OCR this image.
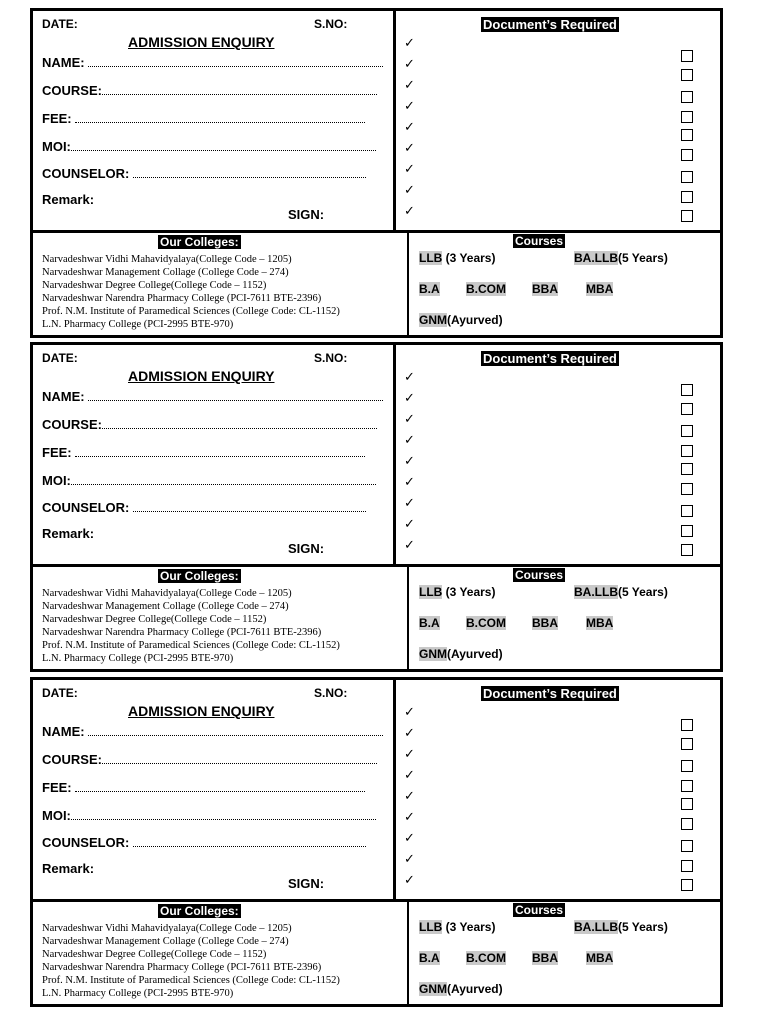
DATE:	S.NO:
ADMISSION ENQUIRY
NAME:
COURSE:
FEE:
MOI:
COUNSELOR:
Remark:
SIGN:
Document’s Required
✓
✓
✓
✓
✓
✓
✓
✓
✓
Our Colleges:
Narvadeshwar Vidhi Mahavidyalaya(College Code – 1205)
Narvadeshwar Management Collage (College Code – 274)
Narvadeshwar Degree College(College Code – 1152)
Narvadeshwar Narendra Pharmacy College (PCI-7611 BTE-2396)
Prof. N.M. Institute of Paramedical Sciences (College Code: CL-1152)
L.N. Pharmacy College (PCI-2995 BTE-970)
Courses
LLB (3 Years)	BA.LLB(5 Years)
B.A B.COM BBA MBA
GNM(Ayurved)
DATE:	S.NO:
ADMISSION ENQUIRY
NAME:
COURSE:
FEE:
MOI:
COUNSELOR:
Remark:
SIGN:
Document’s Required
✓
✓
✓
✓
✓
✓
✓
✓
✓
Our Colleges:
Narvadeshwar Vidhi Mahavidyalaya(College Code – 1205)
Narvadeshwar Management Collage (College Code – 274)
Narvadeshwar Degree College(College Code – 1152)
Narvadeshwar Narendra Pharmacy College (PCI-7611 BTE-2396)
Prof. N.M. Institute of Paramedical Sciences (College Code: CL-1152)
L.N. Pharmacy College (PCI-2995 BTE-970)
Courses
LLB (3 Years)	BA.LLB(5 Years)
B.A B.COM BBA MBA
GNM(Ayurved)
DATE:	S.NO:
ADMISSION ENQUIRY
NAME:
COURSE:
FEE:
MOI:
COUNSELOR:
Remark:
SIGN:
Document’s Required
✓
✓
✓
✓
✓
✓
✓
✓
✓
Our Colleges:
Narvadeshwar Vidhi Mahavidyalaya(College Code – 1205)
Narvadeshwar Management Collage (College Code – 274)
Narvadeshwar Degree College(College Code – 1152)
Narvadeshwar Narendra Pharmacy College (PCI-7611 BTE-2396)
Prof. N.M. Institute of Paramedical Sciences (College Code: CL-1152)
L.N. Pharmacy College (PCI-2995 BTE-970)
Courses
LLB (3 Years)	BA.LLB(5 Years)
B.A B.COM BBA MBA
GNM(Ayurved)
_ _ _ _ _ _ _
Can the entries above be repeated exactly, without their pictures?

FULL ANSWER:
OCR this image.
DATE:	S.NO:
ADMISSION ENQUIRY
NAME:
COURSE:
FEE:
MOI:
COUNSELOR:
Remark:
SIGN:
Document’s Required
✓
✓
✓
✓
✓
✓
✓
✓
✓
Our Colleges:
Narvadeshwar Vidhi Mahavidyalaya(College Code – 1205)
Narvadeshwar Management Collage (College Code – 274)
Narvadeshwar Degree College(College Code – 1152)
Narvadeshwar Narendra Pharmacy College (PCI-7611 BTE-2396)
Prof. N.M. Institute of Paramedical Sciences (College Code: CL-1152)
L.N. Pharmacy College (PCI-2995 BTE-970)
Courses
LLB (3 Years)	BA.LLB(5 Years)
B.A B.COM BBA MBA
GNM(Ayurved)
DATE:	S.NO:
ADMISSION ENQUIRY
NAME:
COURSE:
FEE:
MOI:
COUNSELOR:
Remark:
SIGN:
Document’s Required
✓
✓
✓
✓
✓
✓
✓
✓
✓
Our Colleges:
Narvadeshwar Vidhi Mahavidyalaya(College Code – 1205)
Narvadeshwar Management Collage (College Code – 274)
Narvadeshwar Degree College(College Code – 1152)
Narvadeshwar Narendra Pharmacy College (PCI-7611 BTE-2396)
Prof. N.M. Institute of Paramedical Sciences (College Code: CL-1152)
L.N. Pharmacy College (PCI-2995 BTE-970)
Courses
LLB (3 Years)	BA.LLB(5 Years)
B.A B.COM BBA MBA
GNM(Ayurved)
DATE:	S.NO:
ADMISSION ENQUIRY
NAME:
COURSE:
FEE:
MOI:
COUNSELOR:
Remark:
SIGN:
Document’s Required
✓
✓
✓
✓
✓
✓
✓
✓
✓
Our Colleges:
Narvadeshwar Vidhi Mahavidyalaya(College Code – 1205)
Narvadeshwar Management Collage (College Code – 274)
Narvadeshwar Degree College(College Code – 1152)
Narvadeshwar Narendra Pharmacy College (PCI-7611 BTE-2396)
Prof. N.M. Institute of Paramedical Sciences (College Code: CL-1152)
L.N. Pharmacy College (PCI-2995 BTE-970)
Courses
LLB (3 Years)	BA.LLB(5 Years)
B.A B.COM BBA MBA
GNM(Ayurved)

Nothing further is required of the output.